* begin *
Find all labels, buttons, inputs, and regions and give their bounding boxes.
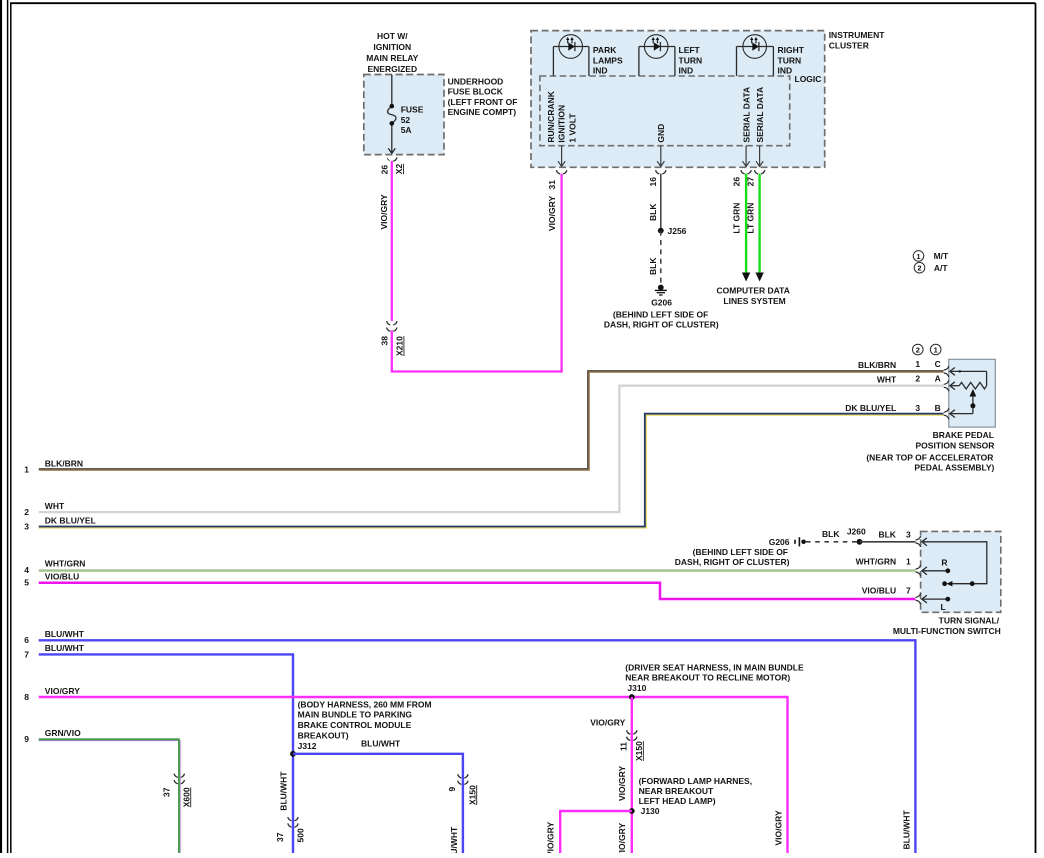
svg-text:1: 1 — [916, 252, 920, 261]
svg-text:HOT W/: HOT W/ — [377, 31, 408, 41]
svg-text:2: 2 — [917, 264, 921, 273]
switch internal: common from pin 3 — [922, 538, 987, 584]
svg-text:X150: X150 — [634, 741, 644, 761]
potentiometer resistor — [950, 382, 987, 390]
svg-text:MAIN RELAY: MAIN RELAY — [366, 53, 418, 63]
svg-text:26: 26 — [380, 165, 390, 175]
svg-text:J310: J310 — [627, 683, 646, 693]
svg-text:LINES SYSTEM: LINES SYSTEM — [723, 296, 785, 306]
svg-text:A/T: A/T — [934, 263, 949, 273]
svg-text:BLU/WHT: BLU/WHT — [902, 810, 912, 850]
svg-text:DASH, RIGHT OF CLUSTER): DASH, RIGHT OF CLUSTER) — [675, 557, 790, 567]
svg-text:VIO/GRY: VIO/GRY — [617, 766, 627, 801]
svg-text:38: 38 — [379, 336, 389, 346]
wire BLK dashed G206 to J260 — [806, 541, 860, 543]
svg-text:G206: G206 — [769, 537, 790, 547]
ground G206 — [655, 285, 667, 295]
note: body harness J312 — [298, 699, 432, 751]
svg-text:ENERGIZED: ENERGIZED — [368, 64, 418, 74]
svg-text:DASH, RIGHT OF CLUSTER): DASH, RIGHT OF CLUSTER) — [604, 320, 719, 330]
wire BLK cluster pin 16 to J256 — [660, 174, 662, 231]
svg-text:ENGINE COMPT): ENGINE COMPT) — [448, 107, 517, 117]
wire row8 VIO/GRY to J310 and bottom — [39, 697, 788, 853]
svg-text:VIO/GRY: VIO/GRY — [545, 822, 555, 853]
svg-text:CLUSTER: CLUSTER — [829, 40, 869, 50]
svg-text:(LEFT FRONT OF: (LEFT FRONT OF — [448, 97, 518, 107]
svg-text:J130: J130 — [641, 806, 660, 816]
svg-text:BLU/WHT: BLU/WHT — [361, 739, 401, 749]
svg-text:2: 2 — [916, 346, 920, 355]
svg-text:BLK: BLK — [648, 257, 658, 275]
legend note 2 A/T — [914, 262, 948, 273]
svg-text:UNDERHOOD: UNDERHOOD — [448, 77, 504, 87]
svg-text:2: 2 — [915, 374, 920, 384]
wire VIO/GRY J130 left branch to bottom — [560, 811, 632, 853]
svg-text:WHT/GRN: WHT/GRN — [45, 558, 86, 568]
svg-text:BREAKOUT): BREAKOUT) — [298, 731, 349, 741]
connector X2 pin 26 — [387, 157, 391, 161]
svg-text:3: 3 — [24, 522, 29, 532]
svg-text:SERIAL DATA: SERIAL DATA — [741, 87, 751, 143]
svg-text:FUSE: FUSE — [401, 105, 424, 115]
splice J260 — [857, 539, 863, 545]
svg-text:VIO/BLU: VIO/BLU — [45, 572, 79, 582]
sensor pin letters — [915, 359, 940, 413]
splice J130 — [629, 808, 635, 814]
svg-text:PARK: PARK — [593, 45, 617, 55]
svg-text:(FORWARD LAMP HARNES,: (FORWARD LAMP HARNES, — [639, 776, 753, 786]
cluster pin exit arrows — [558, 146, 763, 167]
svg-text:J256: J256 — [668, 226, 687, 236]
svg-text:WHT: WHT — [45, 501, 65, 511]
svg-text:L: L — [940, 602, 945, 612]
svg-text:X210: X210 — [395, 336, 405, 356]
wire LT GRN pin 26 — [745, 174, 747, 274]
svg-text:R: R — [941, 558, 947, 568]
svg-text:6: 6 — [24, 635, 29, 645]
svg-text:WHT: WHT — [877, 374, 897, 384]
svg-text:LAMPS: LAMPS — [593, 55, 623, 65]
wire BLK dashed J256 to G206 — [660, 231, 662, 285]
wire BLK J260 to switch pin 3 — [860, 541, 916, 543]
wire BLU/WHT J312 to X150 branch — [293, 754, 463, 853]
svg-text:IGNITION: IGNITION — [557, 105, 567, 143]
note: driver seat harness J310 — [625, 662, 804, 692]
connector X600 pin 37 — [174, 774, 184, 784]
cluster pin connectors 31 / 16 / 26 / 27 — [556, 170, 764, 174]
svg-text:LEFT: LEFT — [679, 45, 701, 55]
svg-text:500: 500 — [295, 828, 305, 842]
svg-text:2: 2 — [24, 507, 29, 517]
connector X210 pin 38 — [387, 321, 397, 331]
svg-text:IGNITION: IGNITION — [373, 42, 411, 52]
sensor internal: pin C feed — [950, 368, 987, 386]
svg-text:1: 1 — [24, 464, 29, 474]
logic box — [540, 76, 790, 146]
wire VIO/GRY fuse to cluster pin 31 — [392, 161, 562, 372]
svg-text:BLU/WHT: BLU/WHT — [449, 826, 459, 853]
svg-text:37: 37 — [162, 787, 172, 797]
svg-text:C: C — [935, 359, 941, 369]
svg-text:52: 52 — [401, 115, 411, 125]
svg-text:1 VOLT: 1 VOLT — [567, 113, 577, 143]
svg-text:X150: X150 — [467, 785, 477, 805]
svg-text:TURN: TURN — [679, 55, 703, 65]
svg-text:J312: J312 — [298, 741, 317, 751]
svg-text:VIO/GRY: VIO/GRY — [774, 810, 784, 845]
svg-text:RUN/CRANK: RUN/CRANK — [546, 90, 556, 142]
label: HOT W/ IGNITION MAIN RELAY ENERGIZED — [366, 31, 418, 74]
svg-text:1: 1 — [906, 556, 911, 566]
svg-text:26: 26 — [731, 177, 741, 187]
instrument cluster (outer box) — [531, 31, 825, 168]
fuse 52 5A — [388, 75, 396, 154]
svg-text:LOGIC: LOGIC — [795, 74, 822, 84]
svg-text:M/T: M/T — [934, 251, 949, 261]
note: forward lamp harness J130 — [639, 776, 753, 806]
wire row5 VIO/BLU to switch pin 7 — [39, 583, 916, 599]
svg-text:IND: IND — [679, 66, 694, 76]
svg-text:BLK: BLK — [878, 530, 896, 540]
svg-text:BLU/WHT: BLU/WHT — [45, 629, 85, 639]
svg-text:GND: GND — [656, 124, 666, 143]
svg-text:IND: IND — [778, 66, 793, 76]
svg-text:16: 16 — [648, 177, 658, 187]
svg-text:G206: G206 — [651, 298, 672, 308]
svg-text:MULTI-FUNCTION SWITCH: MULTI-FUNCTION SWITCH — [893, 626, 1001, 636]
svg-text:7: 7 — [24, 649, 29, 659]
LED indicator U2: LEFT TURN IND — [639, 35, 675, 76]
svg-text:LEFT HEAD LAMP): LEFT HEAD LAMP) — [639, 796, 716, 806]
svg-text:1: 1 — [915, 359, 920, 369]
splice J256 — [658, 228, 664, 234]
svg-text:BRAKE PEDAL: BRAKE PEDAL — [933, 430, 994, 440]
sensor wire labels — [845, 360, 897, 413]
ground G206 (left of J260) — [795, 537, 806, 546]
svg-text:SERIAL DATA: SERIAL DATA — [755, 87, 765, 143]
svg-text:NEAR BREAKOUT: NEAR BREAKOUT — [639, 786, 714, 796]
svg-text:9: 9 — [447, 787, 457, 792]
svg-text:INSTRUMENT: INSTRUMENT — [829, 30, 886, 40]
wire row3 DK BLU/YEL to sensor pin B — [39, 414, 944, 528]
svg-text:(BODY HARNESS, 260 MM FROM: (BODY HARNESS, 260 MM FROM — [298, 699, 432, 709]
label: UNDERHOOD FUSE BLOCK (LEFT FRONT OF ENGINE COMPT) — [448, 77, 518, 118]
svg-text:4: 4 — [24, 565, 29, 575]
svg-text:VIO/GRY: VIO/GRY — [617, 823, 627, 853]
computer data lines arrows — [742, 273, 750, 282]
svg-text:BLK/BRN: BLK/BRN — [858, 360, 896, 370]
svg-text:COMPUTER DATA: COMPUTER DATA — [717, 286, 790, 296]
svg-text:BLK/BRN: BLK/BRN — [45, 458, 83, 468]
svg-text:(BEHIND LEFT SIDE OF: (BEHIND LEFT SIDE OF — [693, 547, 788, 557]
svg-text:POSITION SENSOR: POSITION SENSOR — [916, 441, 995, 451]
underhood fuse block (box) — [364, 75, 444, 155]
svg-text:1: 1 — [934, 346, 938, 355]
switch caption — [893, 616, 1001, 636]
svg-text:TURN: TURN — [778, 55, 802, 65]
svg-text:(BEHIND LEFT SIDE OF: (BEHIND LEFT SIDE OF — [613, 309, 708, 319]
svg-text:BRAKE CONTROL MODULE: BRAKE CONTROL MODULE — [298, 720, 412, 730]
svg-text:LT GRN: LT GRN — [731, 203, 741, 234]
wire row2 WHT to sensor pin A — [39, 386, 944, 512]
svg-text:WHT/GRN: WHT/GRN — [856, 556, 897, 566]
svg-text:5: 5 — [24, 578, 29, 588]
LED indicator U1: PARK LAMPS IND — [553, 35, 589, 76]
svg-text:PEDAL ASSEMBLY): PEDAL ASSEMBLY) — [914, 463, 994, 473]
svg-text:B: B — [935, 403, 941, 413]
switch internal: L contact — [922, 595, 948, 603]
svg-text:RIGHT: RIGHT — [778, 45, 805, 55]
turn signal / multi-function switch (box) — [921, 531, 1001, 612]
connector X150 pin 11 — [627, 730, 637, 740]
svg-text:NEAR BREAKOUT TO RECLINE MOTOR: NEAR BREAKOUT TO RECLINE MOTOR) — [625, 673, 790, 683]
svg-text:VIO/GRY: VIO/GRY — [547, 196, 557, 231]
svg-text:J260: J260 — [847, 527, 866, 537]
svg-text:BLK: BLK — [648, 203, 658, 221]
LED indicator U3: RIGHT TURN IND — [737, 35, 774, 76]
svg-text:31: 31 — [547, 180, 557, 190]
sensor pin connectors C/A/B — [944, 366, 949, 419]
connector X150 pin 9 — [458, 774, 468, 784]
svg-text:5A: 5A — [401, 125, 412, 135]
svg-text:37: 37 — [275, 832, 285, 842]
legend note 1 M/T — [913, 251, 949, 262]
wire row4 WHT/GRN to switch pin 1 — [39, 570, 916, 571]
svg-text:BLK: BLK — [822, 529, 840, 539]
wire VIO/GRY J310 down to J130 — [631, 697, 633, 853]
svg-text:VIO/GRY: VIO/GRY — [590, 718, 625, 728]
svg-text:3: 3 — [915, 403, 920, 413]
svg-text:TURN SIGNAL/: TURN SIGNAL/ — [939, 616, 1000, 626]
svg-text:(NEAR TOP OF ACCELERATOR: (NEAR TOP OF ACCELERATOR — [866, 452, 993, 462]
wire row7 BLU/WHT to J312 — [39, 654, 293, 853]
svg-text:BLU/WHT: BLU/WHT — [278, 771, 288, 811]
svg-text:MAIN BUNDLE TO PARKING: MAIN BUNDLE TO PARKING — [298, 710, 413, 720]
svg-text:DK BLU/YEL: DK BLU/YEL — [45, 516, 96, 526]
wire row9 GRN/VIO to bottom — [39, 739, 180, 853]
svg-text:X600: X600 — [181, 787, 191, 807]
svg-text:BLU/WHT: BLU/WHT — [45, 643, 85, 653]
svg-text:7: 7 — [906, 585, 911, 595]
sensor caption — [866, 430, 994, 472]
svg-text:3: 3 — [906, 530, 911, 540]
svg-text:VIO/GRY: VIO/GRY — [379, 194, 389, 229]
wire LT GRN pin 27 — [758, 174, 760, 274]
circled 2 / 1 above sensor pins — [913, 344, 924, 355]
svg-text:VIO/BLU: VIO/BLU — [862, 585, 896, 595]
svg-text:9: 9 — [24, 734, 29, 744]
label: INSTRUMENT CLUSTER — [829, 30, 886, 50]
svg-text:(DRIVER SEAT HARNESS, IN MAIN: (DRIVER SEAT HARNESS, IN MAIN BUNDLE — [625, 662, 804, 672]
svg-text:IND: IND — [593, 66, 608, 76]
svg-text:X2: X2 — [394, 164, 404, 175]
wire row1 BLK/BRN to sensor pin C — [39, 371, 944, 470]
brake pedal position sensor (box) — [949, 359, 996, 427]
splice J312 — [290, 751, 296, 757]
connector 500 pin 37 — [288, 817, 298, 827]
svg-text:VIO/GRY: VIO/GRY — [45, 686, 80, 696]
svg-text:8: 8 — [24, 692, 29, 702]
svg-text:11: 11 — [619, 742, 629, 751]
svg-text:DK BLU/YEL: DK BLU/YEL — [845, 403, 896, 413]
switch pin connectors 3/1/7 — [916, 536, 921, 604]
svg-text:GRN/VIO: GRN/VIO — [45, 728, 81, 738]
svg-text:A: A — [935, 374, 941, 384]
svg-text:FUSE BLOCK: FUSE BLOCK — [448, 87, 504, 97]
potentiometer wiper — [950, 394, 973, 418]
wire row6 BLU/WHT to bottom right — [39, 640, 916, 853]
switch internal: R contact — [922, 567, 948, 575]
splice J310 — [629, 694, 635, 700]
* end *
TASK TO CARRY OUT:
Output the entries as a numbered list with blank lines omitted, starting at the line containing "svg-text:1: 1 — [916, 252, 920, 261]" and ending after the line containing "svg-text:BLU/WHT: BLU/WHT — [902, 810, 912, 850]".

THE ANSWER:
1. svg-text:1: 1 — [916, 252, 920, 261]
2. svg-text:HOT W/: HOT W/ — [377, 31, 408, 41]
3. svg-text:2: 2 — [917, 264, 921, 273]
4. switch internal: common from pin 3 — [922, 538, 987, 584]
5. svg-text:X150: X150 — [634, 741, 644, 761]
6. potentiometer resistor — [950, 382, 987, 390]
7. svg-text:MAIN RELAY: MAIN RELAY — [366, 53, 418, 63]
8. svg-text:26: 26 — [380, 165, 390, 175]
9. svg-text:J310: J310 — [627, 683, 646, 693]
10. svg-text:LINES SYSTEM: LINES SYSTEM — [723, 296, 785, 306]
11. svg-text:A/T: A/T — [934, 263, 949, 273]
12. svg-text:BLU/WHT: BLU/WHT — [902, 810, 912, 850]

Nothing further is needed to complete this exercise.